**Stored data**
------------------------------------------------------------------------
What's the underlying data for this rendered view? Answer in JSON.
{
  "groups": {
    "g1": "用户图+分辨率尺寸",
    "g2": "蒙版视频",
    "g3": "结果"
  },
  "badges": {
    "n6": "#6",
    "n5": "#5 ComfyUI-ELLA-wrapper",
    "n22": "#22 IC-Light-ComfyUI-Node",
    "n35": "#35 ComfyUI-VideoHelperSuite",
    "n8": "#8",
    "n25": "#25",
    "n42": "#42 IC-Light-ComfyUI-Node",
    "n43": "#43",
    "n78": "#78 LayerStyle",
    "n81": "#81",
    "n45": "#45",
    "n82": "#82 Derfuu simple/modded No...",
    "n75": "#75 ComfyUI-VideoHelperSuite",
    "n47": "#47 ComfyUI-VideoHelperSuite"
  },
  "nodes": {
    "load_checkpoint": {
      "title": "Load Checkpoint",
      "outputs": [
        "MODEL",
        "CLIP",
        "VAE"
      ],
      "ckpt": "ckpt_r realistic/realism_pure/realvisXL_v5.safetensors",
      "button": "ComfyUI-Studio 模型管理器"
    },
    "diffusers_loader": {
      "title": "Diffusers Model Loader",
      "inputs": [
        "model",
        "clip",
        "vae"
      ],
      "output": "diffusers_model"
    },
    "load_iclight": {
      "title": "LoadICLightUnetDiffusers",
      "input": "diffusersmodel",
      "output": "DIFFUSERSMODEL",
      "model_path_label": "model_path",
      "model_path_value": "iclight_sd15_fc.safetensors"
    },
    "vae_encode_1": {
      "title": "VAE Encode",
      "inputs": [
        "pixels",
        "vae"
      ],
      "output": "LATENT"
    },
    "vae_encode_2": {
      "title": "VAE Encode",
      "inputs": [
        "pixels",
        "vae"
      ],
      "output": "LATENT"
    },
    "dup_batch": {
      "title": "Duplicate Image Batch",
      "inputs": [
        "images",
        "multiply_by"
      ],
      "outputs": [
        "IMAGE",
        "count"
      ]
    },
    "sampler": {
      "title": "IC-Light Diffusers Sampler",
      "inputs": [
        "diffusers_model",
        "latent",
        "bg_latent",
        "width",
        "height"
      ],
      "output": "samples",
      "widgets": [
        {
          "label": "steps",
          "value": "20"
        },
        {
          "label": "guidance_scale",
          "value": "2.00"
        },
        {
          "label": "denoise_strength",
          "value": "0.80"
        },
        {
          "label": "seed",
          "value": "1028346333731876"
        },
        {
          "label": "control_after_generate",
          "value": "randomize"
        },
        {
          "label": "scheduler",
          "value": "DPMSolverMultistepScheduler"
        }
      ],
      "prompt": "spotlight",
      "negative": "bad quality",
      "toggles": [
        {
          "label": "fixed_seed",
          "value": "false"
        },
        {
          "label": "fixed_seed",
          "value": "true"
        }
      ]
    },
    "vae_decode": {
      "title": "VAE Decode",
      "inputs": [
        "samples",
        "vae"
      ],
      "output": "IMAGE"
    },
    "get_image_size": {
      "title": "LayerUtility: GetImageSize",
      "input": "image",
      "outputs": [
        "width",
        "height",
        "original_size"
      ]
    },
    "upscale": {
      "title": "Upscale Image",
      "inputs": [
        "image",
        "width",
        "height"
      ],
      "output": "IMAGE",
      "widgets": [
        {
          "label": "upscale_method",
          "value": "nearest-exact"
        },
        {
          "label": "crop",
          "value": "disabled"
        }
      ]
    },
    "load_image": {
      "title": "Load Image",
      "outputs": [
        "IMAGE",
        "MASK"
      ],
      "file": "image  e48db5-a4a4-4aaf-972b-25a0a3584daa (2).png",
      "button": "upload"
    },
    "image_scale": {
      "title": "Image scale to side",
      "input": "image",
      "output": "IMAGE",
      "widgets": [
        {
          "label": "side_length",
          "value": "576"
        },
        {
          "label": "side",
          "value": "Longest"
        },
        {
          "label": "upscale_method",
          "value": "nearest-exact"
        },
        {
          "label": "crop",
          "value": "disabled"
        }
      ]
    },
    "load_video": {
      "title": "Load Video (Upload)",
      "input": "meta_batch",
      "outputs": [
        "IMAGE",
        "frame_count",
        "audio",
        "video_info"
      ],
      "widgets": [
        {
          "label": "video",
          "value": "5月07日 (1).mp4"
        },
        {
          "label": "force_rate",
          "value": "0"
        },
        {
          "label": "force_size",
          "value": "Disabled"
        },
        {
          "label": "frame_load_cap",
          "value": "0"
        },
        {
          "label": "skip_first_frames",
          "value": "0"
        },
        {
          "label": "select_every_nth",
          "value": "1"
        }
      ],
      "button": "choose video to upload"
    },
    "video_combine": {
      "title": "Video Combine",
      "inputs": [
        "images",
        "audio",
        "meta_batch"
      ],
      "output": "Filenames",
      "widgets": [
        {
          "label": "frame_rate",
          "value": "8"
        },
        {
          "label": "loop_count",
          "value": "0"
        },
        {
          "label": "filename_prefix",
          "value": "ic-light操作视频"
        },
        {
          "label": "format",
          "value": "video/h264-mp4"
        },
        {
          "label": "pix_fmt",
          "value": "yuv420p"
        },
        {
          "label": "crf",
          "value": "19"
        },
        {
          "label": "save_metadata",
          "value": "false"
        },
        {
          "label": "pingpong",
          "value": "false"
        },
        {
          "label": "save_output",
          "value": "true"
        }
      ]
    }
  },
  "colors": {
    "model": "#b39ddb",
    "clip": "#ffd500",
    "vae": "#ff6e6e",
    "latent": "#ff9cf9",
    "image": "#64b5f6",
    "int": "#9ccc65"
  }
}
------------------------------------------------------------------------
**REQUEST**
Exactly reproduce the material above.

**RESPONSE**
What's the underlying data for this rendered view? Answer in JSON.
{
  "groups": {
    "g1": "用户图+分辨率尺寸",
    "g2": "蒙版视频",
    "g3": "结果"
  },
  "badges": {
    "n6": "#6",
    "n5": "#5 ComfyUI-ELLA-wrapper",
    "n22": "#22 IC-Light-ComfyUI-Node",
    "n35": "#35 ComfyUI-VideoHelperSuite",
    "n8": "#8",
    "n25": "#25",
    "n42": "#42 IC-Light-ComfyUI-Node",
    "n43": "#43",
    "n78": "#78 LayerStyle",
    "n81": "#81",
    "n45": "#45",
    "n82": "#82 Derfuu simple/modded No...",
    "n75": "#75 ComfyUI-VideoHelperSuite",
    "n47": "#47 ComfyUI-VideoHelperSuite"
  },
  "nodes": {
    "load_checkpoint": {
      "title": "Load Checkpoint",
      "outputs": [
        "MODEL",
        "CLIP",
        "VAE"
      ],
      "ckpt": "ckpt_r realistic/realism_pure/realvisXL_v5.safetensors",
      "button": "ComfyUI-Studio 模型管理器"
    },
    "diffusers_loader": {
      "title": "Diffusers Model Loader",
      "inputs": [
        "model",
        "clip",
        "vae"
      ],
      "output": "diffusers_model"
    },
    "load_iclight": {
      "title": "LoadICLightUnetDiffusers",
      "input": "diffusersmodel",
      "output": "DIFFUSERSMODEL",
      "model_path_label": "model_path",
      "model_path_value": "iclight_sd15_fc.safetensors"
    },
    "vae_encode_1": {
      "title": "VAE Encode",
      "inputs": [
        "pixels",
        "vae"
      ],
      "output": "LATENT"
    },
    "vae_encode_2": {
      "title": "VAE Encode",
      "inputs": [
        "pixels",
        "vae"
      ],
      "output": "LATENT"
    },
    "dup_batch": {
      "title": "Duplicate Image Batch",
      "inputs": [
        "images",
        "multiply_by"
      ],
      "outputs": [
        "IMAGE",
        "count"
      ]
    },
    "sampler": {
      "title": "IC-Light Diffusers Sampler",
      "inputs": [
        "diffusers_model",
        "latent",
        "bg_latent",
        "width",
        "height"
      ],
      "output": "samples",
      "widgets": [
        {
          "label": "steps",
          "value": "20"
        },
        {
          "label": "guidance_scale",
          "value": "2.00"
        },
        {
          "label": "denoise_strength",
          "value": "0.80"
        },
        {
          "label": "seed",
          "value": "1028346333731876"
        },
        {
          "label": "control_after_generate",
          "value": "randomize"
        },
        {
          "label": "scheduler",
          "value": "DPMSolverMultistepScheduler"
        }
      ],
      "prompt": "spotlight",
      "negative": "bad quality",
      "toggles": [
        {
          "label": "fixed_seed",
          "value": "false"
        },
        {
          "label": "fixed_seed",
          "value": "true"
        }
      ]
    },
    "vae_decode": {
      "title": "VAE Decode",
      "inputs": [
        "samples",
        "vae"
      ],
      "output": "IMAGE"
    },
    "get_image_size": {
      "title": "LayerUtility: GetImageSize",
      "input": "image",
      "outputs": [
        "width",
        "height",
        "original_size"
      ]
    },
    "upscale": {
      "title": "Upscale Image",
      "inputs": [
        "image",
        "width",
        "height"
      ],
      "output": "IMAGE",
      "widgets": [
        {
          "label": "upscale_method",
          "value": "nearest-exact"
        },
        {
          "label": "crop",
          "value": "disabled"
        }
      ]
    },
    "load_image": {
      "title": "Load Image",
      "outputs": [
        "IMAGE",
        "MASK"
      ],
      "file": "image  e48db5-a4a4-4aaf-972b-25a0a3584daa (2).png",
      "button": "upload"
    },
    "image_scale": {
      "title": "Image scale to side",
      "input": "image",
      "output": "IMAGE",
      "widgets": [
        {
          "label": "side_length",
          "value": "576"
        },
        {
          "label": "side",
          "value": "Longest"
        },
        {
          "label": "upscale_method",
          "value": "nearest-exact"
        },
        {
          "label": "crop",
          "value": "disabled"
        }
      ]
    },
    "load_video": {
      "title": "Load Video (Upload)",
      "input": "meta_batch",
      "outputs": [
        "IMAGE",
        "frame_count",
        "audio",
        "video_info"
      ],
      "widgets": [
        {
          "label": "video",
          "value": "5月07日 (1).mp4"
        },
        {
          "label": "force_rate",
          "value": "0"
        },
        {
          "label": "force_size",
          "value": "Disabled"
        },
        {
          "label": "frame_load_cap",
          "value": "0"
        },
        {
          "label": "skip_first_frames",
          "value": "0"
        },
        {
          "label": "select_every_nth",
          "value": "1"
        }
      ],
      "button": "choose video to upload"
    },
    "video_combine": {
      "title": "Video Combine",
      "inputs": [
        "images",
        "audio",
        "meta_batch"
      ],
      "output": "Filenames",
      "widgets": [
        {
          "label": "frame_rate",
          "value": "8"
        },
        {
          "label": "loop_count",
          "value": "0"
        },
        {
          "label": "filename_prefix",
          "value": "ic-light操作视频"
        },
        {
          "label": "format",
          "value": "video/h264-mp4"
        },
        {
          "label": "pix_fmt",
          "value": "yuv420p"
        },
        {
          "label": "crf",
          "value": "19"
        },
        {
          "label": "save_metadata",
          "value": "false"
        },
        {
          "label": "pingpong",
          "value": "false"
        },
        {
          "label": "save_output",
          "value": "true"
        }
      ]
    }
  },
  "colors": {
    "model": "#b39ddb",
    "clip": "#ffd500",
    "vae": "#ff6e6e",
    "latent": "#ff9cf9",
    "image": "#64b5f6",
    "int": "#9ccc65"
  }
}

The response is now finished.